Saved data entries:
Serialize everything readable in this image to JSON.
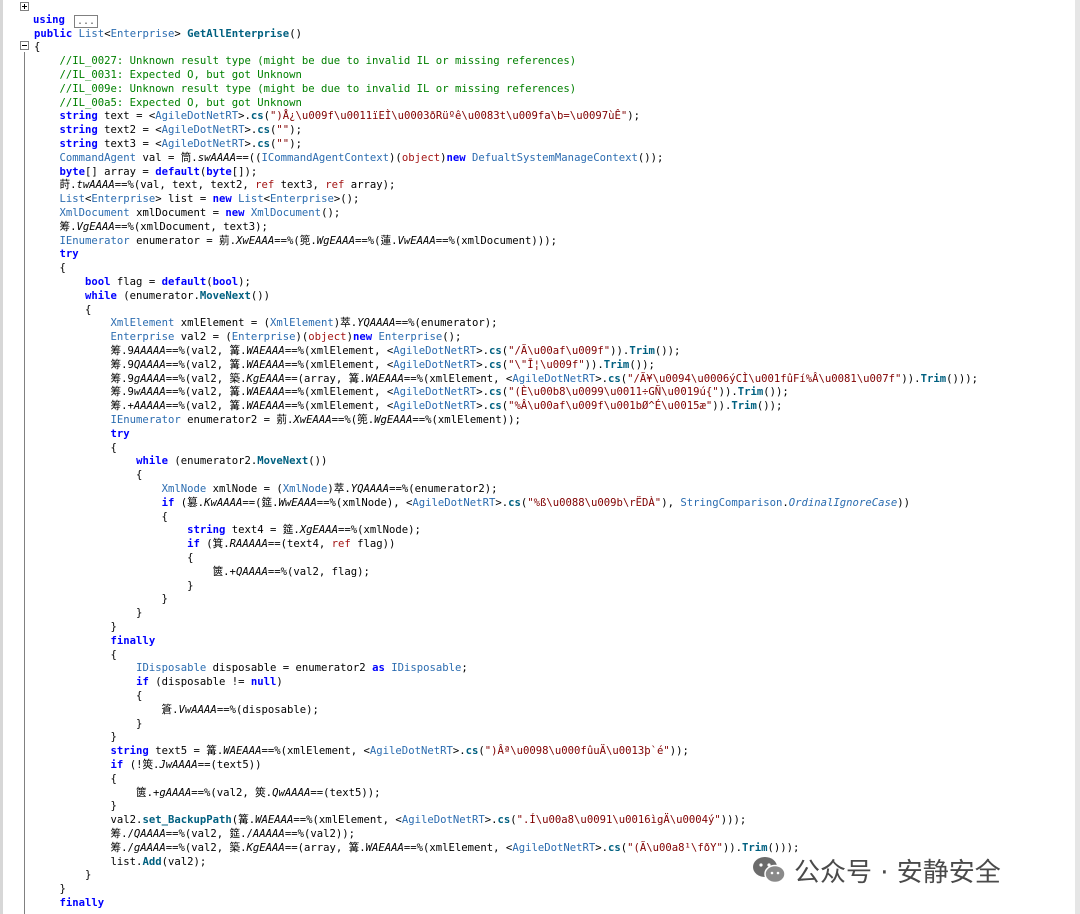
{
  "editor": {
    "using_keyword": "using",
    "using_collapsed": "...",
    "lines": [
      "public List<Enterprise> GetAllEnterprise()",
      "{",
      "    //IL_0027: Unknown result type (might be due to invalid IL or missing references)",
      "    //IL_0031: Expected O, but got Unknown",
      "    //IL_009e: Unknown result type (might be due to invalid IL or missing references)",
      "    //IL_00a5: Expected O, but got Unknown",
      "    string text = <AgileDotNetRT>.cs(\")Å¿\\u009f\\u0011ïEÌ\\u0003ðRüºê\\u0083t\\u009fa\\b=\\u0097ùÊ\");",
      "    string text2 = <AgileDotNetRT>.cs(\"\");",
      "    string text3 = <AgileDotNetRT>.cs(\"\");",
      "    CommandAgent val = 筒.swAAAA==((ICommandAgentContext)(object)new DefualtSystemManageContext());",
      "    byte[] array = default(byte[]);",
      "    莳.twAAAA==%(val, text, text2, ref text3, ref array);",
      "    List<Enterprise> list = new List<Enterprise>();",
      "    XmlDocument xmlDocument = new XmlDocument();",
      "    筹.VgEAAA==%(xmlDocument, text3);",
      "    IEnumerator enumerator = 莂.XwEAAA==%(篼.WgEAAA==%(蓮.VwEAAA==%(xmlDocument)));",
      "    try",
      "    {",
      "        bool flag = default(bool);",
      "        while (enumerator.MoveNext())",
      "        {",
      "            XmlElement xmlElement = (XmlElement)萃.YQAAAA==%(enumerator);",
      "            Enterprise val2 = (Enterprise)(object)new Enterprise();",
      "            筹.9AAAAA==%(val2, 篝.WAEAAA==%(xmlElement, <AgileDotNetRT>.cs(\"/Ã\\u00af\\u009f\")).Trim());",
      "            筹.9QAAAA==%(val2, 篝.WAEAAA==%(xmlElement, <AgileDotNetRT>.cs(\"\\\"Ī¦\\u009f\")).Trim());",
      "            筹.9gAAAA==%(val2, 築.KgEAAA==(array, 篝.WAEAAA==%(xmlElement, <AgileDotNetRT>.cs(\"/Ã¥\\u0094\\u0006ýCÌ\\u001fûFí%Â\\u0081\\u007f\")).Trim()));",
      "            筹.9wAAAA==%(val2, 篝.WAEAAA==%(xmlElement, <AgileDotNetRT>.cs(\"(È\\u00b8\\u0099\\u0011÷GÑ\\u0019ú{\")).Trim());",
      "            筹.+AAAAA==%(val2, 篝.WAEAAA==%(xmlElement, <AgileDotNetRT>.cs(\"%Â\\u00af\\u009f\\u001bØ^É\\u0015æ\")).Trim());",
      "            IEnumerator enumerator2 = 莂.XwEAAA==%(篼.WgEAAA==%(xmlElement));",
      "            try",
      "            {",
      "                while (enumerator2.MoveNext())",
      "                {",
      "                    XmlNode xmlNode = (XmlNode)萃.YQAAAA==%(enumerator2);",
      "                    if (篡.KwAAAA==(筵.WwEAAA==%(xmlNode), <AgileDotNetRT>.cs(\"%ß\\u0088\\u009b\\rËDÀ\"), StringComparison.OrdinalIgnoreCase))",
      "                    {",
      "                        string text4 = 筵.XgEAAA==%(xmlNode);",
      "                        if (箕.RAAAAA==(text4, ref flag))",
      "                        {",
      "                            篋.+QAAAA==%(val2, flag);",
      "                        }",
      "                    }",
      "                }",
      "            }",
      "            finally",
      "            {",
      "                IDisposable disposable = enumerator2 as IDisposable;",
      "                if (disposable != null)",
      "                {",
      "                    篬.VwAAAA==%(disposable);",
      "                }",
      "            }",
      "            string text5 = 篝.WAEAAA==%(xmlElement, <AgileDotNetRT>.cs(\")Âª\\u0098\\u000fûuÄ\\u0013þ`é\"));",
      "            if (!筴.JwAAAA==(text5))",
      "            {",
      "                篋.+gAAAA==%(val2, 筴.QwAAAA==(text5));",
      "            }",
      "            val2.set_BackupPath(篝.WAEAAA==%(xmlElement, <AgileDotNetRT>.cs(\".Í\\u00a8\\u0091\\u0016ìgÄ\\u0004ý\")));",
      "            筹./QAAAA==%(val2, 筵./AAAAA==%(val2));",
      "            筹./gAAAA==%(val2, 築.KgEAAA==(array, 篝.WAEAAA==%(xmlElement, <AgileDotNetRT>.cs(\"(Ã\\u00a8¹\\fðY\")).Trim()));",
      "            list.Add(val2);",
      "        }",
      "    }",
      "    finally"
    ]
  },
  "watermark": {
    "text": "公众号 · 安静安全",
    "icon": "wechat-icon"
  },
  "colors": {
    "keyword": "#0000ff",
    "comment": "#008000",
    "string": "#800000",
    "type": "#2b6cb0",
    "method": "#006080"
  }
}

GIVEN PROBLEM:
Filter the listing above for the string "default" and copy every matching line.

OUTPUT BELOW:
      "    byte[] array = default(byte[]);",
      "        bool flag = default(bool);",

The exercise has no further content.